● **Prompt A**
In the passage on OpenCL and Open Directory, which kinds of apps are given as ideal for acceleration with OpenCL?
● **Prompt B**
Switch "significant" to "substantial" in the passage on OpenCL and Open Directory, and write out the part that opens with the words containing "For tasks that" and closes with "arrays in parallel.".
● **Prompt C**
Pick up the passage on OpenCL and Open Directory after its last sentence and continue it.

═══ Supplied text ═══

For more information on Disk Arbitration, see Disk Arbitration Framework Reference.
OpenCL
The Open Computing Language (OpenCL) makes the high-performance parallel processing power of GPUs available for general-purpose computing. The OpenCL language is a general purpose computer language, not specifically a graphics language, that abstracts out the lower-level details needed to perform parallel data computation tasks on GPUs and CPUs. Using OpenCL, you create compute kernels that are then offloaded to a graphics card or CPU for processing. Multiple instances of a compute kernel can be run in parallel on one or more GPU or CPU cores, and you can link to your compute kernels from Cocoa, C, or C++ apps.
For tasks that involve data-parallel processing on large data sets, OpenCL can yield significant performance gains. There are many apps that are ideal for acceleration using OpenCL, such as signal processing, image manipulation, and finite element modeling. The OpenCL language has a rich vocabulary of vector and scalar operators and the ability to operate on multidimensional arrays in parallel.
For information about OpenCL and how to write compute kernels, see OpenCL Programming Guide for Mac.
Open Directory (Directory Services)
Open Directory is a directory services architecture that provides a centralized way to retrieve information stored in local or network databases. Directory services typically provide access to collected information about users, groups, computers, printers, and other information that exists in a networked environment (although they can also store information about the local system). You use Open Directory to retrieve information from these local or network databases. For example, if you’re writing an email app, you can use Open Directory to connect to a corporate LDAP server and retrieve the list of individual and group email addresses for the company.

═══ Stored data ═══

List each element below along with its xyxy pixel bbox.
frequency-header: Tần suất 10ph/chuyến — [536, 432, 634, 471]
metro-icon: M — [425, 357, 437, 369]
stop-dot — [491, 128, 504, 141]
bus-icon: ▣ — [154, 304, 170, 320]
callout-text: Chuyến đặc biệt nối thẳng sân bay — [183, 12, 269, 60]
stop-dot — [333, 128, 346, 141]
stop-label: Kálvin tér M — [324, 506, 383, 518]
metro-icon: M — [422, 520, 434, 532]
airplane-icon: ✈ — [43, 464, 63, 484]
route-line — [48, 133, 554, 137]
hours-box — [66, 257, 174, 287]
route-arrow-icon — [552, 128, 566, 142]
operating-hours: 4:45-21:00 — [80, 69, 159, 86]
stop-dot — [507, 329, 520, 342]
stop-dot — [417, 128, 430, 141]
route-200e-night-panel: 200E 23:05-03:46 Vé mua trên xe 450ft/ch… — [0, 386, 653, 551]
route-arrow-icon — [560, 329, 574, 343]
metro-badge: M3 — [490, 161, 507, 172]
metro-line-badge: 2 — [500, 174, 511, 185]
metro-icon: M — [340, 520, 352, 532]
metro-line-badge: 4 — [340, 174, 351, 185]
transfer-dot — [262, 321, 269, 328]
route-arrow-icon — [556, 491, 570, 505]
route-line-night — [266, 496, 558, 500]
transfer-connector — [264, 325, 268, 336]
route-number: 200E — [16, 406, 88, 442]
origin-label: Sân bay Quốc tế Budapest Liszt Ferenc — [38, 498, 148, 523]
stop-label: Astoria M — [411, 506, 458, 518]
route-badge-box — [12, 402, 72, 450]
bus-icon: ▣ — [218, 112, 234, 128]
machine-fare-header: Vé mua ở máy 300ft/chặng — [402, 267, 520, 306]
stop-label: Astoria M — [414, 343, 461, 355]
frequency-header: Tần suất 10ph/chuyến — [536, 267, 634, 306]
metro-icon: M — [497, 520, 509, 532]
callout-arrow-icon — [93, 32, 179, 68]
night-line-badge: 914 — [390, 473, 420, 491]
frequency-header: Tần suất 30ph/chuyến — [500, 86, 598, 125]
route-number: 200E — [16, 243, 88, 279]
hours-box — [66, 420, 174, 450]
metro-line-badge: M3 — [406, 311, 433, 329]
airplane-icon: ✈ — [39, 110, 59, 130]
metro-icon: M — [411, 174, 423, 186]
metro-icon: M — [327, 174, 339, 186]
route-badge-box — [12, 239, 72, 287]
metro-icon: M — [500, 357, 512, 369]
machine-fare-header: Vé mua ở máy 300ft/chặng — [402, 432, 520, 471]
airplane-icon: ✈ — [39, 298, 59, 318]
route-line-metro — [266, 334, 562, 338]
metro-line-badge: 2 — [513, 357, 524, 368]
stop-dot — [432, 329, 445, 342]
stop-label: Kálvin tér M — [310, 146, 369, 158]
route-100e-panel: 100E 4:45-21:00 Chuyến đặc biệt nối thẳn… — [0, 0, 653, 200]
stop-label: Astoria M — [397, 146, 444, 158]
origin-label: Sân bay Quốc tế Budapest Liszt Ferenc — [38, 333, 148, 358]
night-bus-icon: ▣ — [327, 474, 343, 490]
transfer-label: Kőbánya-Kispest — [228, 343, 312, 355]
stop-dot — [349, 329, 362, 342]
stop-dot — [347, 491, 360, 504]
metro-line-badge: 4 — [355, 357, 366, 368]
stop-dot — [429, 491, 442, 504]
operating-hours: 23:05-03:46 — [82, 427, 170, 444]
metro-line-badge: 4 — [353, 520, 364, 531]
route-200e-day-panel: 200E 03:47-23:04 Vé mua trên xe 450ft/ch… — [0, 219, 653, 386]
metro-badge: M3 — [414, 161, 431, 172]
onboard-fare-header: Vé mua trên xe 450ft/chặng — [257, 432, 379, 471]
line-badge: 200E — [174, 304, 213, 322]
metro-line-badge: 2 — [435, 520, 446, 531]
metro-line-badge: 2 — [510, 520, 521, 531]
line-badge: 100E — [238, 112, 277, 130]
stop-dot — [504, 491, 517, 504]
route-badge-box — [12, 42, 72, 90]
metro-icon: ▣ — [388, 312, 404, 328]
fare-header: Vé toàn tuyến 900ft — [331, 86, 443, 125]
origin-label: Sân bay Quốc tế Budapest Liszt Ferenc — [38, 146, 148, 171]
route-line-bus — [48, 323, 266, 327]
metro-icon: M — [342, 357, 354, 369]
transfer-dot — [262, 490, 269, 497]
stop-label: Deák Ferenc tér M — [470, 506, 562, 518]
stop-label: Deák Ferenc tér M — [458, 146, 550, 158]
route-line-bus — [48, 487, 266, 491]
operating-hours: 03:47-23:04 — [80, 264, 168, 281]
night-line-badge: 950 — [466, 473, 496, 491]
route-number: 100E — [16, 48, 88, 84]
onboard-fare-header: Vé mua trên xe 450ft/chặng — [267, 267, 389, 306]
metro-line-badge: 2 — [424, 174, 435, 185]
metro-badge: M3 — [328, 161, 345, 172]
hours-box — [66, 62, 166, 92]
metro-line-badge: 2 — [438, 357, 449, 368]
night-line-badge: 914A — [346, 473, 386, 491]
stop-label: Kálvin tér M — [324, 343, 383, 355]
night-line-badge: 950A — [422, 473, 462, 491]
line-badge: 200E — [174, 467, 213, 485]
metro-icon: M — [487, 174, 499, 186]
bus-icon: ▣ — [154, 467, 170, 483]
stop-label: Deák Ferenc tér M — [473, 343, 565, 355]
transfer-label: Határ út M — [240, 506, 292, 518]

═══

● **Expected answer A**
Signal processing, image manipulation, and finite element modeling.

● **Expected answer B**
For tasks that involve data-parallel processing on large data sets, OpenCL can yield substantial performance gains. There are many apps that are ideal for acceleration using OpenCL, such as signal processing, image manipulation, and finite element modeling. The OpenCL language has a rich vocabulary of vector and scalar operators and the ability to operate on multidimensional arrays in parallel.

● **Expected answer C**
Open Directory uses a plug-in architecture to support a variety of retrieval protocols. OS X provides plug-ins to support LDAPv2, LDAPv3, NetInfo, AppleTalk, SLP, SMB, DNS, Microsoft Active Directory, and Bonjour protocols, among others. You can also write your own plug-ins to support additional protocols.
The Open Directory framework (OpenDirectory.framework
) publishes a programmatic interface for accessing Open Directory services.
For more information on this technology, see Open Directory Programming Guide. For information on how to write Open Directory plug-ins, see Open Directory Plug-in Programming Guide.
System Configuration
System Configuration (SystemConfiguration.framework
) is a framework that helps apps configure networks and determine if networks can be reached prior to connecting with them. The framework includes calls for a user experience when interacting with a captive network. (A captive network, such as a public Wi-Fi hotspot, requires user interaction before providing Internet access.)
Use System Configuration APIs to determine and set configuration settings and respond dynamically to changes in that information. You can also use these APIs to help you determine whether a remote host is reachable and, if it is, to request a network connection so it can provide content to its users. To assist in this, System Configuration does the following:
It provides access to current network configuration information.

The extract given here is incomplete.